_What the exercise asks_: Find the line containing "What data populates". Return it and every line after it, unchanged, up to and including the last line.

_Material provided_:
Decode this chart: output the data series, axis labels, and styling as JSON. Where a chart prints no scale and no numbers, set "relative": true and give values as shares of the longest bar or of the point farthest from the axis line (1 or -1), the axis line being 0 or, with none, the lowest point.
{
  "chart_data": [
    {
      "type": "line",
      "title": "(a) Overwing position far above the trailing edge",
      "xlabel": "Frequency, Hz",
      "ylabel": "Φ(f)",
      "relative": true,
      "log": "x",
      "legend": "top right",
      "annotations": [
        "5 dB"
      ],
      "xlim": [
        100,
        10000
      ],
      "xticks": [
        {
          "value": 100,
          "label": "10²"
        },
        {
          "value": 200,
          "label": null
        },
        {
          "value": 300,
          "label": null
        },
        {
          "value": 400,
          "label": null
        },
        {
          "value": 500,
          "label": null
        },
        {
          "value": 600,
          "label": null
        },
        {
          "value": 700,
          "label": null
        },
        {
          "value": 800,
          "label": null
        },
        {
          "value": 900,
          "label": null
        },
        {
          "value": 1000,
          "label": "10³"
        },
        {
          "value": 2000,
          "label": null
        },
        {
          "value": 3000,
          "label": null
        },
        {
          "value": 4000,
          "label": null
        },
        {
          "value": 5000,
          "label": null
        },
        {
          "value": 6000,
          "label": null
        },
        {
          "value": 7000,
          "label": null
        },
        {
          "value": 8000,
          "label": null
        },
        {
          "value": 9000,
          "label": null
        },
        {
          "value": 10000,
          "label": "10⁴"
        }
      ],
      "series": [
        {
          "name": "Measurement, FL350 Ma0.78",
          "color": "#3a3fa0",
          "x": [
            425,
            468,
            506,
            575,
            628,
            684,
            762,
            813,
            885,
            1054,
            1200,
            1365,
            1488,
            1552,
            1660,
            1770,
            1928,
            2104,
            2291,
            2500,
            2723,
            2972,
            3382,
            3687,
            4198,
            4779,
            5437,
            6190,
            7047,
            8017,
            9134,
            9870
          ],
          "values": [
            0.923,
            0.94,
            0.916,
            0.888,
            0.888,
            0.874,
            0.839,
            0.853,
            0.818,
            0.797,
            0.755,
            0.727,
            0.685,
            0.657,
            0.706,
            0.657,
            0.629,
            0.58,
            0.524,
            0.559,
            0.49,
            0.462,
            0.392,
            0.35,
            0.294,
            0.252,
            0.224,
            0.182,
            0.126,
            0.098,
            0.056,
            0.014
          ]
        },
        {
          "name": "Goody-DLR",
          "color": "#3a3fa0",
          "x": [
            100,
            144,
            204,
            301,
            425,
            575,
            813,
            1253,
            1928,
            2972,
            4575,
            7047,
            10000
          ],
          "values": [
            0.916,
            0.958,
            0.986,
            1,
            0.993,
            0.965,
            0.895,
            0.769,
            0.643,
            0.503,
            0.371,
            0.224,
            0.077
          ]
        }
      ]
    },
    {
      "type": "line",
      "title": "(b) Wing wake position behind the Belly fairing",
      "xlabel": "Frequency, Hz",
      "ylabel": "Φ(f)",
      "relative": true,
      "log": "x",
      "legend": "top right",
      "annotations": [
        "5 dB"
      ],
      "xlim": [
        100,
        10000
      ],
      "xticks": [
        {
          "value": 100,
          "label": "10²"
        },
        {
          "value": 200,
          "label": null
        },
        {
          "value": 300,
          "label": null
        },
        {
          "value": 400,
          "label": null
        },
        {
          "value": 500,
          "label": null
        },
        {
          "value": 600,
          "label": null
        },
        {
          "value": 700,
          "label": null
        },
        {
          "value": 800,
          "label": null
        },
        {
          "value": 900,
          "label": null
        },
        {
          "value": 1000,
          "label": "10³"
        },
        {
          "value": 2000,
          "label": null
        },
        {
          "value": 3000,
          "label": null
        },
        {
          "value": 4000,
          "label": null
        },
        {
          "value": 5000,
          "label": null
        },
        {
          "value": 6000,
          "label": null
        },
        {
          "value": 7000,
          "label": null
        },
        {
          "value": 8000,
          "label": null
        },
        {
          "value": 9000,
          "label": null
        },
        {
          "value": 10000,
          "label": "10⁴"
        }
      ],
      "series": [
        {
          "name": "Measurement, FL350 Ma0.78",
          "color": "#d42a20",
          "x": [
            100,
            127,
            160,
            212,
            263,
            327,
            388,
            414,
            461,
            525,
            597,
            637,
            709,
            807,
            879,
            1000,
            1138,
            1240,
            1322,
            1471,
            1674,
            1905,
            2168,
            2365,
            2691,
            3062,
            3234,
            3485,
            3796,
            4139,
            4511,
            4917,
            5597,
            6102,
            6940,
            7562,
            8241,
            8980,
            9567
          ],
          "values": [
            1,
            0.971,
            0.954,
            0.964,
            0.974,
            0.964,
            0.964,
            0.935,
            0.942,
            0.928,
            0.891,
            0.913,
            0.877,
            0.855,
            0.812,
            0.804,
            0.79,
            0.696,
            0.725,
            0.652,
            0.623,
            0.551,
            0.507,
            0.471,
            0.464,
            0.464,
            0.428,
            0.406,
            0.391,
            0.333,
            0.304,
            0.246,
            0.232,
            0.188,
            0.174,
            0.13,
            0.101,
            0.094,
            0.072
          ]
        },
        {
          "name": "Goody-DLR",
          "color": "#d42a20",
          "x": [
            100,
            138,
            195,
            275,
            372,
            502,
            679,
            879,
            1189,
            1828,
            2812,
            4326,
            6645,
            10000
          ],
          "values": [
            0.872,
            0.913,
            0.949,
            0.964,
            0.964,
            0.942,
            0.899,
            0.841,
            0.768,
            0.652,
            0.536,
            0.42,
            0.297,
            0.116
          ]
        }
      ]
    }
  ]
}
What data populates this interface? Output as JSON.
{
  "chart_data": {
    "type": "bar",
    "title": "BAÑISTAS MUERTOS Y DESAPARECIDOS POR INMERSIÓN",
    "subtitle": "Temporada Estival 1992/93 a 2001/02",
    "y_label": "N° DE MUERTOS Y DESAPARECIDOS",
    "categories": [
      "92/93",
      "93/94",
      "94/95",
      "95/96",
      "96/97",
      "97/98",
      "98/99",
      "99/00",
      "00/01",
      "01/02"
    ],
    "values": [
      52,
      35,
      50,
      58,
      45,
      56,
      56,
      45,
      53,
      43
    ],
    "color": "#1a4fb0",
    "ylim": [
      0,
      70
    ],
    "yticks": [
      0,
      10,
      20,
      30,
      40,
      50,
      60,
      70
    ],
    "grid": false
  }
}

_Correct output_:
What data populates this interface? Output as JSON.
{
  "chart_data": {
    "type": "bar",
    "title": "BAÑISTAS MUERTOS Y DESAPARECIDOS POR INMERSIÓN",
    "subtitle": "Temporada Estival 1992/93 a 2001/02",
    "y_label": "N° DE MUERTOS Y DESAPARECIDOS",
    "categories": [
      "92/93",
      "93/94",
      "94/95",
      "95/96",
      "96/97",
      "97/98",
      "98/99",
      "99/00",
      "00/01",
      "01/02"
    ],
    "values": [
      52,
      35,
      50,
      58,
      45,
      56,
      56,
      45,
      53,
      43
    ],
    "color": "#1a4fb0",
    "ylim": [
      0,
      70
    ],
    "yticks": [
      0,
      10,
      20,
      30,
      40,
      50,
      60,
      70
    ],
    "grid": false
  }
}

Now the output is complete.